Figure contents as structured data
════
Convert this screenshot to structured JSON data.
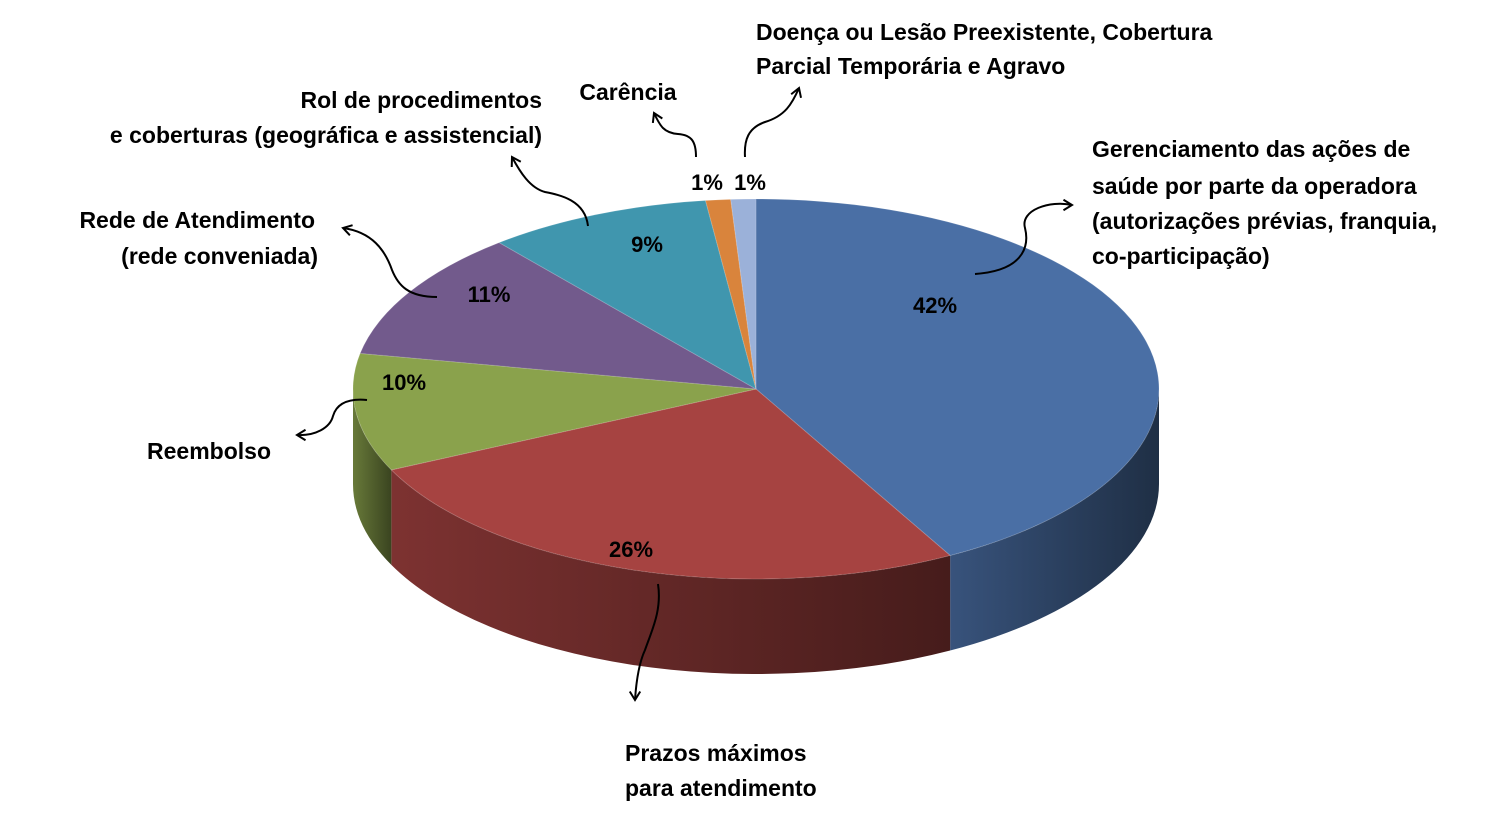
{
  "chart_data": {
    "type": "pie",
    "style": "3d-tilted",
    "slices": [
      {
        "label": "Gerenciamento das ações de saúde por parte da operadora (autorizações prévias, franquia, co-participação)",
        "label_lines": [
          "Gerenciamento das ações de",
          "saúde por parte da operadora",
          "(autorizações prévias, franquia,",
          "co-participação)"
        ],
        "value": 42,
        "value_label": "42%",
        "color": "#4A6FA5"
      },
      {
        "label": "Prazos máximos para atendimento",
        "label_lines": [
          "Prazos máximos",
          "para atendimento"
        ],
        "value": 26,
        "value_label": "26%",
        "color": "#A64341"
      },
      {
        "label": "Reembolso",
        "label_lines": [
          "Reembolso"
        ],
        "value": 10,
        "value_label": "10%",
        "color": "#8AA24C"
      },
      {
        "label": "Rede de Atendimento (rede conveniada)",
        "label_lines": [
          "Rede de Atendimento",
          "(rede conveniada)"
        ],
        "value": 11,
        "value_label": "11%",
        "color": "#725A8C"
      },
      {
        "label": "Rol de procedimentos e coberturas (geográfica e assistencial)",
        "label_lines": [
          "Rol de procedimentos",
          "e coberturas (geográfica e assistencial)"
        ],
        "value": 9,
        "value_label": "9%",
        "color": "#4096AE"
      },
      {
        "label": "Carência",
        "label_lines": [
          "Carência"
        ],
        "value": 1,
        "value_label": "1%",
        "color": "#D9843C"
      },
      {
        "label": "Doença ou Lesão Preexistente, Cobertura Parcial Temporária e Agravo",
        "label_lines": [
          "Doença ou Lesão Preexistente, Cobertura",
          "Parcial Temporária e Agravo"
        ],
        "value": 1,
        "value_label": "1%",
        "color": "#9BB1D9"
      }
    ]
  }
}
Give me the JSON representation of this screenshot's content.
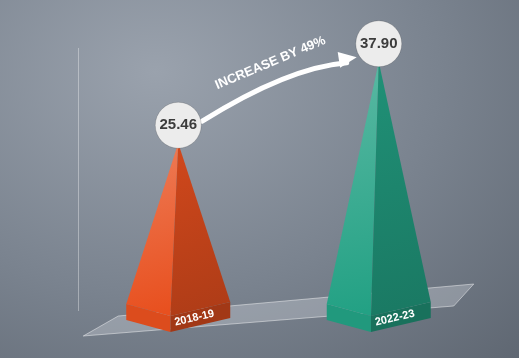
{
  "chart_data": {
    "type": "bar",
    "categories": [
      "2018-19",
      "2022-23"
    ],
    "values": [
      25.46,
      37.9
    ],
    "value_labels": [
      "25.46",
      "37.90"
    ],
    "colors": [
      "#e8501f",
      "#23a184"
    ],
    "ylim": [
      0,
      40
    ],
    "annotations": [
      "INCREASE BY 49%"
    ],
    "data_labels": true,
    "tick_labels": false,
    "grid": false
  }
}
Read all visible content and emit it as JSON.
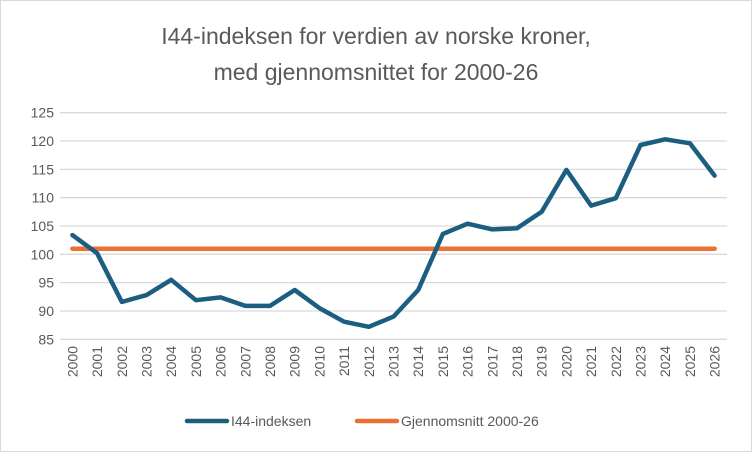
{
  "chart_data": {
    "type": "line",
    "title": [
      "I44-indeksen for verdien av norske kroner,",
      "med gjennomsnittet for 2000-26"
    ],
    "xlabel": "",
    "ylabel": "",
    "ylim": [
      85,
      125
    ],
    "yticks": [
      85,
      90,
      95,
      100,
      105,
      110,
      115,
      120,
      125
    ],
    "grid": true,
    "legend_position": "bottom",
    "categories": [
      "2000",
      "2001",
      "2002",
      "2003",
      "2004",
      "2005",
      "2006",
      "2007",
      "2008",
      "2009",
      "2010",
      "2011",
      "2012",
      "2013",
      "2014",
      "2015",
      "2016",
      "2017",
      "2018",
      "2019",
      "2020",
      "2021",
      "2022",
      "2023",
      "2024",
      "2025",
      "2026"
    ],
    "series": [
      {
        "name": "I44-indeksen",
        "color": "#1b5e80",
        "values": [
          103.4,
          100.2,
          91.6,
          92.8,
          95.5,
          91.9,
          92.4,
          90.9,
          90.9,
          93.7,
          90.5,
          88.1,
          87.2,
          89.0,
          93.7,
          103.6,
          105.4,
          104.4,
          104.6,
          107.5,
          114.9,
          108.6,
          109.9,
          119.3,
          120.3,
          119.6,
          113.9
        ]
      },
      {
        "name": "Gjennomsnitt 2000-26",
        "color": "#e97132",
        "values": [
          101.0,
          101.0,
          101.0,
          101.0,
          101.0,
          101.0,
          101.0,
          101.0,
          101.0,
          101.0,
          101.0,
          101.0,
          101.0,
          101.0,
          101.0,
          101.0,
          101.0,
          101.0,
          101.0,
          101.0,
          101.0,
          101.0,
          101.0,
          101.0,
          101.0,
          101.0,
          101.0
        ]
      }
    ]
  }
}
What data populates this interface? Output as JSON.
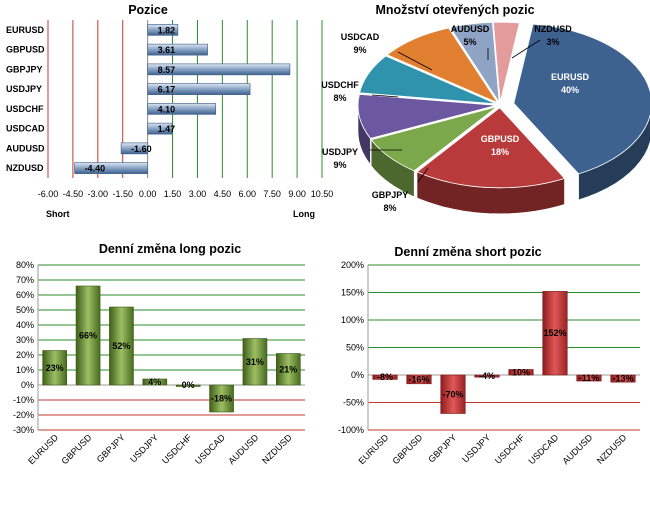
{
  "colors": {
    "bar_blue": "#5f7fa8",
    "bar_green": "#5d7e2d",
    "bar_red": "#b23030",
    "grid_green": "#2e8b2e",
    "grid_red": "#c0392b"
  },
  "chart_data": [
    {
      "id": "positions",
      "type": "bar",
      "orientation": "horizontal",
      "title": "Pozice",
      "xlabel_left": "Short",
      "xlabel_right": "Long",
      "categories": [
        "EURUSD",
        "GBPUSD",
        "GBPJPY",
        "USDJPY",
        "USDCHF",
        "USDCAD",
        "AUDUSD",
        "NZDUSD"
      ],
      "values": [
        1.82,
        3.61,
        8.57,
        6.17,
        4.1,
        1.47,
        -1.6,
        -4.4
      ],
      "value_labels": [
        "1.82",
        "3.61",
        "8.57",
        "6.17",
        "4.10",
        "1.47",
        "-1.60",
        "-4.40"
      ],
      "xlim": [
        -6.0,
        10.5
      ],
      "xticks": [
        -6.0,
        -4.5,
        -3.0,
        -1.5,
        0.0,
        1.5,
        3.0,
        4.5,
        6.0,
        7.5,
        9.0,
        10.5
      ],
      "xtick_labels": [
        "-6.00",
        "-4.50",
        "-3.00",
        "-1.50",
        "0.00",
        "1.50",
        "3.00",
        "4.50",
        "6.00",
        "7.50",
        "9.00",
        "10.50"
      ]
    },
    {
      "id": "open_positions",
      "type": "pie",
      "title": "Množství otevřených pozic",
      "slices": [
        {
          "label": "EURUSD",
          "pct_label": "40%",
          "value": 40,
          "color": "#3e6290"
        },
        {
          "label": "GBPUSD",
          "pct_label": "18%",
          "value": 18,
          "color": "#b83a3a"
        },
        {
          "label": "GBPJPY",
          "pct_label": "8%",
          "value": 8,
          "color": "#7ba84a"
        },
        {
          "label": "USDJPY",
          "pct_label": "9%",
          "value": 9,
          "color": "#6c58a0"
        },
        {
          "label": "USDCHF",
          "pct_label": "8%",
          "value": 8,
          "color": "#2f93ad"
        },
        {
          "label": "USDCAD",
          "pct_label": "9%",
          "value": 9,
          "color": "#e07f2f"
        },
        {
          "label": "AUDUSD",
          "pct_label": "5%",
          "value": 5,
          "color": "#8fa3c4"
        },
        {
          "label": "NZDUSD",
          "pct_label": "3%",
          "value": 3,
          "color": "#e39b9b"
        }
      ]
    },
    {
      "id": "long_change",
      "type": "bar",
      "title": "Denní změna long pozic",
      "categories": [
        "EURUSD",
        "GBPUSD",
        "GBPJPY",
        "USDJPY",
        "USDCHF",
        "USDCAD",
        "AUDUSD",
        "NZDUSD"
      ],
      "values": [
        23,
        66,
        52,
        4,
        0,
        -18,
        31,
        21
      ],
      "value_labels": [
        "23%",
        "66%",
        "52%",
        "4%",
        "0%",
        "-18%",
        "31%",
        "21%"
      ],
      "ylim": [
        -30,
        80
      ],
      "yticks": [
        -30,
        -20,
        -10,
        0,
        10,
        20,
        30,
        40,
        50,
        60,
        70,
        80
      ],
      "ytick_labels": [
        "-30%",
        "-20%",
        "-10%",
        "0%",
        "10%",
        "20%",
        "30%",
        "40%",
        "50%",
        "60%",
        "70%",
        "80%"
      ]
    },
    {
      "id": "short_change",
      "type": "bar",
      "title": "Denní změna short pozic",
      "categories": [
        "EURUSD",
        "GBPUSD",
        "GBPJPY",
        "USDJPY",
        "USDCHF",
        "USDCAD",
        "AUDUSD",
        "NZDUSD"
      ],
      "values": [
        -8,
        -16,
        -70,
        -4,
        10,
        152,
        -11,
        -13
      ],
      "value_labels": [
        "-8%",
        "-16%",
        "-70%",
        "-4%",
        "10%",
        "152%",
        "-11%",
        "-13%"
      ],
      "ylim": [
        -100,
        200
      ],
      "yticks": [
        -100,
        -50,
        0,
        50,
        100,
        150,
        200
      ],
      "ytick_labels": [
        "-100%",
        "-50%",
        "0%",
        "50%",
        "100%",
        "150%",
        "200%"
      ]
    }
  ]
}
════
What the task requires.
Work through the listing above and report how many lines include the string "Lesão", with no other text.

Task answer.
2